● Work to do:
Reproduce the following material exactly, including every line.

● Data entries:
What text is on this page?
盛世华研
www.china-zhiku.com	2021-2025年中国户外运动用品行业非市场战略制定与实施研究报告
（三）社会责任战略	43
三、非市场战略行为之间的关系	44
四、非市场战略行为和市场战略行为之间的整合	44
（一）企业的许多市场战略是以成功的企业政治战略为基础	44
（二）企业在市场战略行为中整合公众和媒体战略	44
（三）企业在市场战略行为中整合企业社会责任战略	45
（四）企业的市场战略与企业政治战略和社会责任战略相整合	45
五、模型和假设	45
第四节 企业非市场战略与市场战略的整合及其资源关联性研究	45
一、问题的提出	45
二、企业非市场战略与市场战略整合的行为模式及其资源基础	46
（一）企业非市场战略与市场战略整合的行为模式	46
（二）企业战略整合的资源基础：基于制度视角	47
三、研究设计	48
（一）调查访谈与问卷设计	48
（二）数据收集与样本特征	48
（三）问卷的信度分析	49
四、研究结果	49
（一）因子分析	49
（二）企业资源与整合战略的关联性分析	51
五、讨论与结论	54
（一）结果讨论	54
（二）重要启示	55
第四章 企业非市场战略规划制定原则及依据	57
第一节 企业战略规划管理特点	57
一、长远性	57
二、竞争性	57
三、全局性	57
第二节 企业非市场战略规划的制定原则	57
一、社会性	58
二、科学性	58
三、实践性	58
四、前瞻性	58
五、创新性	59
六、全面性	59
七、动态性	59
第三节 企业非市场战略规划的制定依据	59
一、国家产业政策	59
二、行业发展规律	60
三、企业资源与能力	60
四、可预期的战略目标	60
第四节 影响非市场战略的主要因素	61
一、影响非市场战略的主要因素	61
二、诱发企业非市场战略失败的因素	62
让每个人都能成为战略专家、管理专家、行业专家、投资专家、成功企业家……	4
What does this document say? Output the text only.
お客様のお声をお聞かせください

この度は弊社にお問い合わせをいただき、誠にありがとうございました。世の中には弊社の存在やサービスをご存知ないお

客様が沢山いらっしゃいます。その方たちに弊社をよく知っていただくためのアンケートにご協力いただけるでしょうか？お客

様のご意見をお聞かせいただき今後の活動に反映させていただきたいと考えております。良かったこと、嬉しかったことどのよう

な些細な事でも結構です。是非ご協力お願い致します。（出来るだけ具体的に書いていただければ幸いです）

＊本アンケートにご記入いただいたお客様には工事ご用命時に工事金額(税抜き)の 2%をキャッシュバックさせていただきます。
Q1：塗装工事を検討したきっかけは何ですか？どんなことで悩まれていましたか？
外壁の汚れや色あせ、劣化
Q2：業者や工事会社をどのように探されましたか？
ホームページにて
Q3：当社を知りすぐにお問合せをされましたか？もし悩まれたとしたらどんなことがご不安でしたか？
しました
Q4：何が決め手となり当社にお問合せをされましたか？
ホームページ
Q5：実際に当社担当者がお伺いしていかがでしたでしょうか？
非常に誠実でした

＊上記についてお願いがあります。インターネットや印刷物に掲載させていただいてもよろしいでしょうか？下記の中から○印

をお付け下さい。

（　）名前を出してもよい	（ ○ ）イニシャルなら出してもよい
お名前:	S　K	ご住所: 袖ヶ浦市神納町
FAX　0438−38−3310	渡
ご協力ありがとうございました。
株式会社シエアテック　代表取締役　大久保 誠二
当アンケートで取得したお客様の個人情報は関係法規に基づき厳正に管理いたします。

● Finished task:
What text is on this page?
盛世华研
www.china-zhiku.com	2021-2025年中国户外运动用品行业非市场战略制定与实施研究报告
（三）社会责任战略	43
三、非市场战略行为之间的关系	44
四、非市场战略行为和市场战略行为之间的整合	44
（一）企业的许多市场战略是以成功的企业政治战略为基础	44
（二）企业在市场战略行为中整合公众和媒体战略	44
（三）企业在市场战略行为中整合企业社会责任战略	45
（四）企业的市场战略与企业政治战略和社会责任战略相整合	45
五、模型和假设	45
第四节 企业非市场战略与市场战略的整合及其资源关联性研究	45
一、问题的提出	45
二、企业非市场战略与市场战略整合的行为模式及其资源基础	46
（一）企业非市场战略与市场战略整合的行为模式	46
（二）企业战略整合的资源基础：基于制度视角	47
三、研究设计	48
（一）调查访谈与问卷设计	48
（二）数据收集与样本特征	48
（三）问卷的信度分析	49
四、研究结果	49
（一）因子分析	49
（二）企业资源与整合战略的关联性分析	51
五、讨论与结论	54
（一）结果讨论	54
（二）重要启示	55
第四章 企业非市场战略规划制定原则及依据	57
第一节 企业战略规划管理特点	57
一、长远性	57
二、竞争性	57
三、全局性	57
第二节 企业非市场战略规划的制定原则	57
一、社会性	58
二、科学性	58
三、实践性	58
四、前瞻性	58
五、创新性	59
六、全面性	59
七、动态性	59
第三节 企业非市场战略规划的制定依据	59
一、国家产业政策	59
二、行业发展规律	60
三、企业资源与能力	60
四、可预期的战略目标	60
第四节 影响非市场战略的主要因素	61
一、影响非市场战略的主要因素	61
二、诱发企业非市场战略失败的因素	62
让每个人都能成为战略专家、管理专家、行业专家、投资专家、成功企业家……	4
What does this document say? Output the text only.
お客様のお声をお聞かせください

この度は弊社にお問い合わせをいただき、誠にありがとうございました。世の中には弊社の存在やサービスをご存知ないお

客様が沢山いらっしゃいます。その方たちに弊社をよく知っていただくためのアンケートにご協力いただけるでしょうか？お客

様のご意見をお聞かせいただき今後の活動に反映させていただきたいと考えております。良かったこと、嬉しかったことどのよう

な些細な事でも結構です。是非ご協力お願い致します。（出来るだけ具体的に書いていただければ幸いです）

＊本アンケートにご記入いただいたお客様には工事ご用命時に工事金額(税抜き)の 2%をキャッシュバックさせていただきます。
Q1：塗装工事を検討したきっかけは何ですか？どんなことで悩まれていましたか？
外壁の汚れや色あせ、劣化
Q2：業者や工事会社をどのように探されましたか？
ホームページにて
Q3：当社を知りすぐにお問合せをされましたか？もし悩まれたとしたらどんなことがご不安でしたか？
しました
Q4：何が決め手となり当社にお問合せをされましたか？
ホームページ
Q5：実際に当社担当者がお伺いしていかがでしたでしょうか？
非常に誠実でした

＊上記についてお願いがあります。インターネットや印刷物に掲載させていただいてもよろしいでしょうか？下記の中から○印

をお付け下さい。

（　）名前を出してもよい	（ ○ ）イニシャルなら出してもよい
お名前:	S　K	ご住所: 袖ヶ浦市神納町
FAX　0438−38−3310	渡
ご協力ありがとうございました。
株式会社シエアテック　代表取締役　大久保 誠二
当アンケートで取得したお客様の個人情報は関係法規に基づき厳正に管理いたします。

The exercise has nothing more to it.